Extracted data entries:
····················
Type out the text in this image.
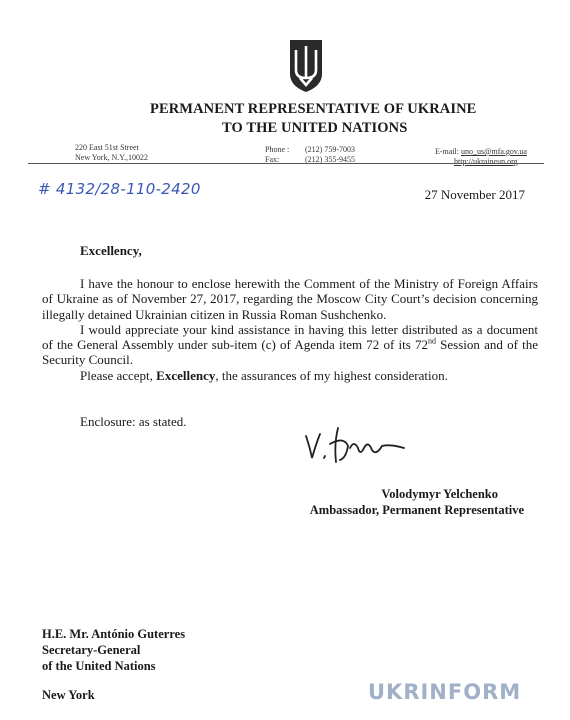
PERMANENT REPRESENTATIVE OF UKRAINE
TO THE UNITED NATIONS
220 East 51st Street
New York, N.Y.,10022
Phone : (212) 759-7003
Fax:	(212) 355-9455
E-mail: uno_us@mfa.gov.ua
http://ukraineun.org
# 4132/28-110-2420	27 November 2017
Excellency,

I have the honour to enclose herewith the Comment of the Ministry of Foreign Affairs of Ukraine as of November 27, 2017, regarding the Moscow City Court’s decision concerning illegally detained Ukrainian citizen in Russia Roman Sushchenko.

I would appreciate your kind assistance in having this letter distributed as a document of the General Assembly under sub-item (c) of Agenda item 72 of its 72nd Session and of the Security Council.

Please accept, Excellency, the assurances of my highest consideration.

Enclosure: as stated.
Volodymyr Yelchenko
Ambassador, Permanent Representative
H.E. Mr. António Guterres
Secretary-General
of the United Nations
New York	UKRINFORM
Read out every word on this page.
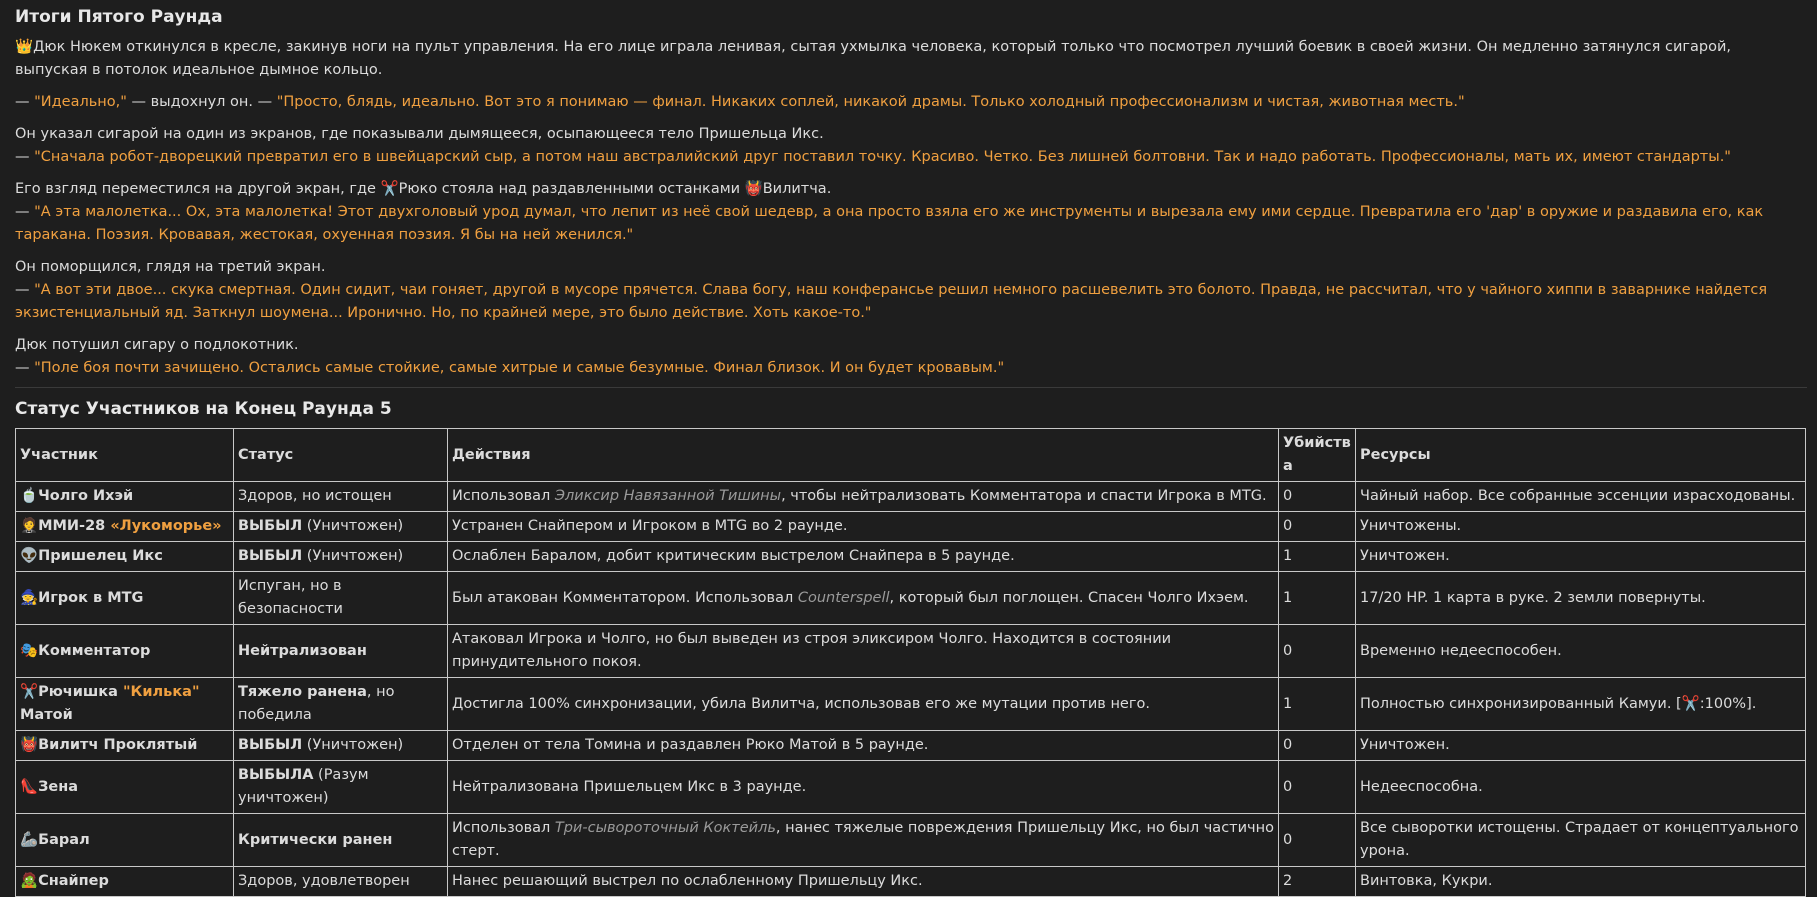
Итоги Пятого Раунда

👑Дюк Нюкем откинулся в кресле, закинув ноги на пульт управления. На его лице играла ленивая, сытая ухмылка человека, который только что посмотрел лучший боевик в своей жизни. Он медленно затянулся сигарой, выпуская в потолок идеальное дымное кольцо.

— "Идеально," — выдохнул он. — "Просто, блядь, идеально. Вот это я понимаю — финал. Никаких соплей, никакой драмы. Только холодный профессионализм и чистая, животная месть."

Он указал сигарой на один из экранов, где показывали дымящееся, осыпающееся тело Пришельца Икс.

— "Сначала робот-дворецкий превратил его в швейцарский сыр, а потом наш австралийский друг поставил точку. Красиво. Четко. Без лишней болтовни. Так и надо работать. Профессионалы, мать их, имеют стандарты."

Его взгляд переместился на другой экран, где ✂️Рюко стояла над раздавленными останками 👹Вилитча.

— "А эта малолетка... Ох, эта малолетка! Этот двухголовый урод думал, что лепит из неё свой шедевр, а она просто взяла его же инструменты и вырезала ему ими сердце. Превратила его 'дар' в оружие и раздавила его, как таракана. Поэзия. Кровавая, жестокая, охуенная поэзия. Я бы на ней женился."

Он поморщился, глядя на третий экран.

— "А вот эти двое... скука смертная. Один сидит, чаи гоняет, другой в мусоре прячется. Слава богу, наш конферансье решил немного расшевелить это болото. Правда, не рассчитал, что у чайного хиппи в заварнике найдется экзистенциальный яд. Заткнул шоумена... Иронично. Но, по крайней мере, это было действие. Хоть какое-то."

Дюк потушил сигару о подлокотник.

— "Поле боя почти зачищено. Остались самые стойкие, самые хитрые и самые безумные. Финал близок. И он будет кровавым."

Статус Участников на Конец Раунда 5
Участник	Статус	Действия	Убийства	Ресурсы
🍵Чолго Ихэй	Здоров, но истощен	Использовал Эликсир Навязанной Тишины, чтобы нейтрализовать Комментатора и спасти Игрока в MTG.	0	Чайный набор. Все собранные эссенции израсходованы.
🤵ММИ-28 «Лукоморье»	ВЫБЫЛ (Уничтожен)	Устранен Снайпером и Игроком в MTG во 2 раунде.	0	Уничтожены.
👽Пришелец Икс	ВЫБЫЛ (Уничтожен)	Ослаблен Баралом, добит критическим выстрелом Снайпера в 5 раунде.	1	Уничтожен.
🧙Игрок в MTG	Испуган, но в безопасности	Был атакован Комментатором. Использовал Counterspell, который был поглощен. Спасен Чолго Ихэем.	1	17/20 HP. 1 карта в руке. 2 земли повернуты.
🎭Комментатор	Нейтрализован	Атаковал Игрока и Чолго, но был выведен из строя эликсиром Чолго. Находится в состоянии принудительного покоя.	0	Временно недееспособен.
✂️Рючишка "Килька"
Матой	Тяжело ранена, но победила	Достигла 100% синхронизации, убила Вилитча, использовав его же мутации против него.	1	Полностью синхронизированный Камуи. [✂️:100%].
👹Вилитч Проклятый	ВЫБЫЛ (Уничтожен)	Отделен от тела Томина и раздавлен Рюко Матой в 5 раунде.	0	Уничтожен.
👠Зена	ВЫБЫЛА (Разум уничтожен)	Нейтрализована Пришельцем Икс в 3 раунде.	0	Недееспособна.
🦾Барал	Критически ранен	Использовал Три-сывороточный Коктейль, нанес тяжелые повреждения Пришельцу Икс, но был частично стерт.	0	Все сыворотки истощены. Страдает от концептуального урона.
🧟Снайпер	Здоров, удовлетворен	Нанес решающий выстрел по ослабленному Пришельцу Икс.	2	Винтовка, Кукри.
····················
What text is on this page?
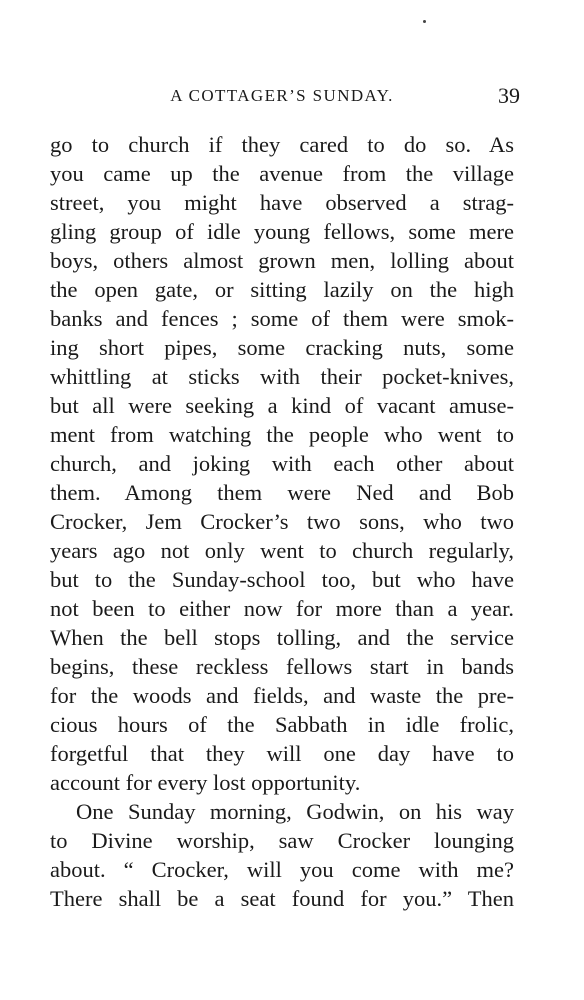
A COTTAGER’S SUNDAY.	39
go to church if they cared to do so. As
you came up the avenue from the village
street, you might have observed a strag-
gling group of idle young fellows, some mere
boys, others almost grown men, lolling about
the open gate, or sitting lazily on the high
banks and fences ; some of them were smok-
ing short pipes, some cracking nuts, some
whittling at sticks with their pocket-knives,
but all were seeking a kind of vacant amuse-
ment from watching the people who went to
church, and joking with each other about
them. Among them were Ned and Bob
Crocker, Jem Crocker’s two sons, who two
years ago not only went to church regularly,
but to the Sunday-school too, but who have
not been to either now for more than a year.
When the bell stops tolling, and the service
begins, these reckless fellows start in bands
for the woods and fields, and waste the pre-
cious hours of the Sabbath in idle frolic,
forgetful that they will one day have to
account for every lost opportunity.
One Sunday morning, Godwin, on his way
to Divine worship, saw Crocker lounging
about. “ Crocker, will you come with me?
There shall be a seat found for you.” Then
····················
WORK TO COMPLETE -> Copy all lines in the listing above where the string "York" appears.

TASK RESPONSE ->
New York, N.Y.,10022
New York	UKRINFORM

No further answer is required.